Exercise goal.
List, from the lines below, each one with "Queries" in it.

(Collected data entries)
[BEGIN]

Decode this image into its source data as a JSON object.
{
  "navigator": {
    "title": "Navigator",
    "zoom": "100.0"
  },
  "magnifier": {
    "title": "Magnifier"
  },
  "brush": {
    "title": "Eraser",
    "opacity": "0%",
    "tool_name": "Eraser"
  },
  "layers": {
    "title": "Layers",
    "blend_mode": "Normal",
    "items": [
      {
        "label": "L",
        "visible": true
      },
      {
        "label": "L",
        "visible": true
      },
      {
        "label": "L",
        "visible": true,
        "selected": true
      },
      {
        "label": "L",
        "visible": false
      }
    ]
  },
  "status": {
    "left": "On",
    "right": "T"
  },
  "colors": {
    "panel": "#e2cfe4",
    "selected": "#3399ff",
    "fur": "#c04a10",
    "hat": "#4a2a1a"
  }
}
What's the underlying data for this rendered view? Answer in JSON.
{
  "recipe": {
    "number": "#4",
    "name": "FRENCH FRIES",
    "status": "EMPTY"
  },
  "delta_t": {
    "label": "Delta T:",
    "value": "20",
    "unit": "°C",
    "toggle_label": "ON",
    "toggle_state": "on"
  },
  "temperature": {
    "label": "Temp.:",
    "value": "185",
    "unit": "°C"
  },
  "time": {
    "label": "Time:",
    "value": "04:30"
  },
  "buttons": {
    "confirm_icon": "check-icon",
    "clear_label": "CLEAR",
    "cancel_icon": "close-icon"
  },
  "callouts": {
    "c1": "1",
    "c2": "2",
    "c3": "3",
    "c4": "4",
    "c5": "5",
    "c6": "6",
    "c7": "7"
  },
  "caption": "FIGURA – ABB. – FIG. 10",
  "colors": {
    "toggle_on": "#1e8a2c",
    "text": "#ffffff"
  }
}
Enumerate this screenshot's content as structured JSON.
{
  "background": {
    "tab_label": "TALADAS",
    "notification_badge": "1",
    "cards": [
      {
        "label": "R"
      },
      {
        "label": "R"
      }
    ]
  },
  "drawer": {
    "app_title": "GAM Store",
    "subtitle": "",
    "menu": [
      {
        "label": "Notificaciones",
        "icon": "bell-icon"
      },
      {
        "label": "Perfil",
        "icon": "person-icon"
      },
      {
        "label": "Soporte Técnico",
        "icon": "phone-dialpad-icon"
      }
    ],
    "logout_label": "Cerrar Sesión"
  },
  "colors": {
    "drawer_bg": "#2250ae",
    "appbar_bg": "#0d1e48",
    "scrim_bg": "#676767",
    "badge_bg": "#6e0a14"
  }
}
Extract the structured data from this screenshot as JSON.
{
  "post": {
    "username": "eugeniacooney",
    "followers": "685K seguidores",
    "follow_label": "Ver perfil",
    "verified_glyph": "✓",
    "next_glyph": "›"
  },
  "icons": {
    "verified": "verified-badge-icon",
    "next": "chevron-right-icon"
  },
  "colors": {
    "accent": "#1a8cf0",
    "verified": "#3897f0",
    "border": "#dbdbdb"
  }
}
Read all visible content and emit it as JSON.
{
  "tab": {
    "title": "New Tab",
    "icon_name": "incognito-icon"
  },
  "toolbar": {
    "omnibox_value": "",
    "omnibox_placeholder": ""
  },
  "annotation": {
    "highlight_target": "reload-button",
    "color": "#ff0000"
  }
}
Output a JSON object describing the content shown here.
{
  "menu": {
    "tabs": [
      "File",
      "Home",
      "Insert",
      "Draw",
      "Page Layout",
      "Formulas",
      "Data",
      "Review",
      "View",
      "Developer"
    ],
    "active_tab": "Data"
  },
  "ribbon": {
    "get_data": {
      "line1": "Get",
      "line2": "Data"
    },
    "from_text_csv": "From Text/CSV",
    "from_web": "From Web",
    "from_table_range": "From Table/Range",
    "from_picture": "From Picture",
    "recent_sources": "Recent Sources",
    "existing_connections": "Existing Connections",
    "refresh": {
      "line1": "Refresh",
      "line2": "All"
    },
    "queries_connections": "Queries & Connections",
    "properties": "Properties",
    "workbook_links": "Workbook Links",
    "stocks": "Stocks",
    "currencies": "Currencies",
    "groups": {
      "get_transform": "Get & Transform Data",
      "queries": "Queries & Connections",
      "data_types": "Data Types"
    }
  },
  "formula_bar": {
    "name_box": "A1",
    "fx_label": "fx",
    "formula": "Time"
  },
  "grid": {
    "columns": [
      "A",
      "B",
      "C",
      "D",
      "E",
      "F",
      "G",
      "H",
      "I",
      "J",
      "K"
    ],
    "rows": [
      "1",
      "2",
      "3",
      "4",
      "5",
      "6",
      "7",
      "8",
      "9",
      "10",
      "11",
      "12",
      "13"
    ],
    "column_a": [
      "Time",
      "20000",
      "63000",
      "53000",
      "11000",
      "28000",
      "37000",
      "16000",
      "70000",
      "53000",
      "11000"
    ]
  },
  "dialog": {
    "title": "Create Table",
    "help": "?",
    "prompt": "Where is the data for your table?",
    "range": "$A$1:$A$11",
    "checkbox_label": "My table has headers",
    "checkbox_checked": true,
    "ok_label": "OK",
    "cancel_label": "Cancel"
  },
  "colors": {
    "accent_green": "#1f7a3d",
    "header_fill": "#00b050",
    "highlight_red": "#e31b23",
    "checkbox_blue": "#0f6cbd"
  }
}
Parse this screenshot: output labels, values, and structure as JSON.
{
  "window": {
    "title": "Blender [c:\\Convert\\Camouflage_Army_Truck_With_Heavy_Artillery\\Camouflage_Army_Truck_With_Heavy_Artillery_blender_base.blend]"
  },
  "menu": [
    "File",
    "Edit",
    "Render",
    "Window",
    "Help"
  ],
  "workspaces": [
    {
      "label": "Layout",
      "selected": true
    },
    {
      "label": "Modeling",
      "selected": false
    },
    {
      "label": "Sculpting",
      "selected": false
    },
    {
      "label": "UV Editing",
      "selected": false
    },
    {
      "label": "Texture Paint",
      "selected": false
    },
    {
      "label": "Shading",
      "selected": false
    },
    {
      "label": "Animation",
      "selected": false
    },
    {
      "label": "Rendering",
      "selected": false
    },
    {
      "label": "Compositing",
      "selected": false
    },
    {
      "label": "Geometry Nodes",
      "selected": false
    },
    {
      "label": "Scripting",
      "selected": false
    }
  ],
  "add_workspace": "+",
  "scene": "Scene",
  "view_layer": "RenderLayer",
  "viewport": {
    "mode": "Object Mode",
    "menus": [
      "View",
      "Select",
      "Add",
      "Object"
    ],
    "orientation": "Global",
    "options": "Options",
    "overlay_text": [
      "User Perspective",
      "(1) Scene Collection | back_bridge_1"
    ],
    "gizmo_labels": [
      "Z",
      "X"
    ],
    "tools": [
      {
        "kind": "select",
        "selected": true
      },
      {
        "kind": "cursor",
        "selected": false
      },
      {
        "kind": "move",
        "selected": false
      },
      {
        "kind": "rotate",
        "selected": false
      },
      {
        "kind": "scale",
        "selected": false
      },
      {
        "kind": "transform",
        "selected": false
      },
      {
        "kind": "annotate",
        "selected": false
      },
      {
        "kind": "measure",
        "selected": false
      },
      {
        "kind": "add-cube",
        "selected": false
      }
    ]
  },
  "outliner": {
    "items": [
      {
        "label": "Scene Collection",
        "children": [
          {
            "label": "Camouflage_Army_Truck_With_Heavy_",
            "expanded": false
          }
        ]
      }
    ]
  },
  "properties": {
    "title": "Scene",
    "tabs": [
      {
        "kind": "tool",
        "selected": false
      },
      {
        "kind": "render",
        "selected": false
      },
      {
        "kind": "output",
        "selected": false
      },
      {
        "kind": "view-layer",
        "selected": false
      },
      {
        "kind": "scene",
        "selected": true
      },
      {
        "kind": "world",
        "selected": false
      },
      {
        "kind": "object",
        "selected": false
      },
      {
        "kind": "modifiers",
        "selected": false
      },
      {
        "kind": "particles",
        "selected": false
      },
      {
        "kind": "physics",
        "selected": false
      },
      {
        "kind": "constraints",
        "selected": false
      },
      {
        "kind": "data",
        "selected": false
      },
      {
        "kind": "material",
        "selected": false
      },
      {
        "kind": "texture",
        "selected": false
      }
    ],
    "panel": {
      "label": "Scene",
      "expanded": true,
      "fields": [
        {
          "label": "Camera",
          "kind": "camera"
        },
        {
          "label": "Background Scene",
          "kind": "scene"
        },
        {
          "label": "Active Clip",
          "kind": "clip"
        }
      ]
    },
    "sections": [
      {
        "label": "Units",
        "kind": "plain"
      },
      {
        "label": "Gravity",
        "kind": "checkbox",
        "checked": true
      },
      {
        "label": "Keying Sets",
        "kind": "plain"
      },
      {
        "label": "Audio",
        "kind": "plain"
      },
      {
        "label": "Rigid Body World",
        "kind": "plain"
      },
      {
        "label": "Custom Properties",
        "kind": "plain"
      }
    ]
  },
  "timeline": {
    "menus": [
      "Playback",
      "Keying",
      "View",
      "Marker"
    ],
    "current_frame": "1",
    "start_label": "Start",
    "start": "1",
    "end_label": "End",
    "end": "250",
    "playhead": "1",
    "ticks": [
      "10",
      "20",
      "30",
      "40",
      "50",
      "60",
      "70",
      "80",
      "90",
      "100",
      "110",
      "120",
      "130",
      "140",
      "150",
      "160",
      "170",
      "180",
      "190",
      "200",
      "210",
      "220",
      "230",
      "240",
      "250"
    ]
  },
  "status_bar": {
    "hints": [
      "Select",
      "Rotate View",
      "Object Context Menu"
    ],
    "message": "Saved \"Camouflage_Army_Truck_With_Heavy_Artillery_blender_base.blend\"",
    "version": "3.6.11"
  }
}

[END]

Right answer.
    "queries_connections": "Queries & Connections",
      "queries": "Queries & Connections",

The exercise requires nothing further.